* [Items from a dataset]
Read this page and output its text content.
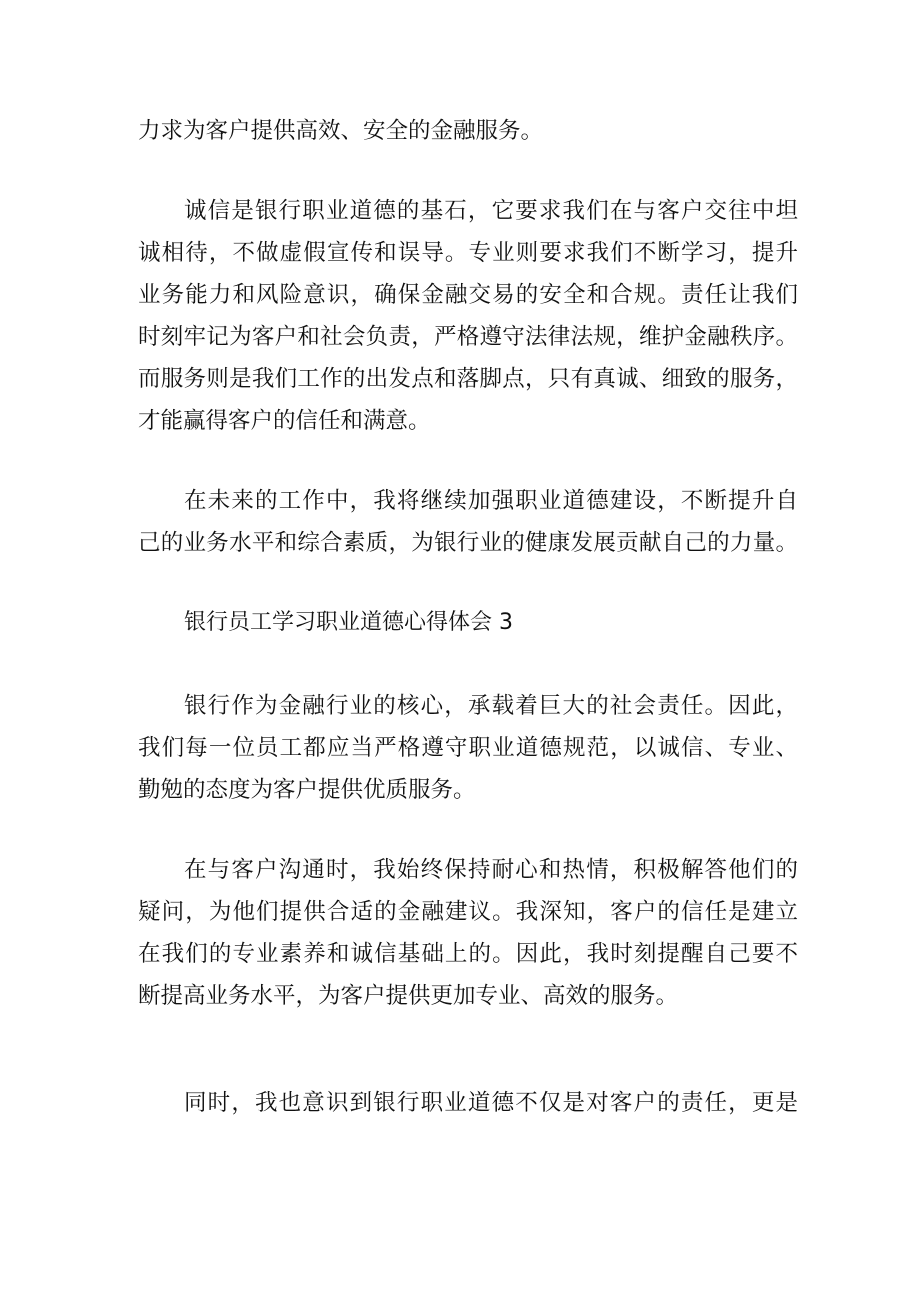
力求为客户提供高效、安全的金融服务。
诚信是银行职业道德的基石，它要求我们在与客户交往中坦
诚相待，不做虚假宣传和误导。专业则要求我们不断学习，提升
业务能力和风险意识，确保金融交易的安全和合规。责任让我们
时刻牢记为客户和社会负责，严格遵守法律法规，维护金融秩序。
而服务则是我们工作的出发点和落脚点，只有真诚、细致的服务，
才能赢得客户的信任和满意。
在未来的工作中，我将继续加强职业道德建设，不断提升自
己的业务水平和综合素质，为银行业的健康发展贡献自己的力量。
银行员工学习职业道德心得体会 3
银行作为金融行业的核心，承载着巨大的社会责任。因此，
我们每一位员工都应当严格遵守职业道德规范，以诚信、专业、
勤勉的态度为客户提供优质服务。
在与客户沟通时，我始终保持耐心和热情，积极解答他们的
疑问，为他们提供合适的金融建议。我深知，客户的信任是建立
在我们的专业素养和诚信基础上的。因此，我时刻提醒自己要不
断提高业务水平，为客户提供更加专业、高效的服务。
同时，我也意识到银行职业道德不仅是对客户的责任，更是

* [WHAT TO WORK ON] Print the entries above exactly, taking out only the pictures.

* [COMPLETED EXERCISE]
Read this page and output its text content.
力求为客户提供高效、安全的金融服务。
诚信是银行职业道德的基石，它要求我们在与客户交往中坦
诚相待，不做虚假宣传和误导。专业则要求我们不断学习，提升
业务能力和风险意识，确保金融交易的安全和合规。责任让我们
时刻牢记为客户和社会负责，严格遵守法律法规，维护金融秩序。
而服务则是我们工作的出发点和落脚点，只有真诚、细致的服务，
才能赢得客户的信任和满意。
在未来的工作中，我将继续加强职业道德建设，不断提升自
己的业务水平和综合素质，为银行业的健康发展贡献自己的力量。
银行员工学习职业道德心得体会 3
银行作为金融行业的核心，承载着巨大的社会责任。因此，
我们每一位员工都应当严格遵守职业道德规范，以诚信、专业、
勤勉的态度为客户提供优质服务。
在与客户沟通时，我始终保持耐心和热情，积极解答他们的
疑问，为他们提供合适的金融建议。我深知，客户的信任是建立
在我们的专业素养和诚信基础上的。因此，我时刻提醒自己要不
断提高业务水平，为客户提供更加专业、高效的服务。
同时，我也意识到银行职业道德不仅是对客户的责任，更是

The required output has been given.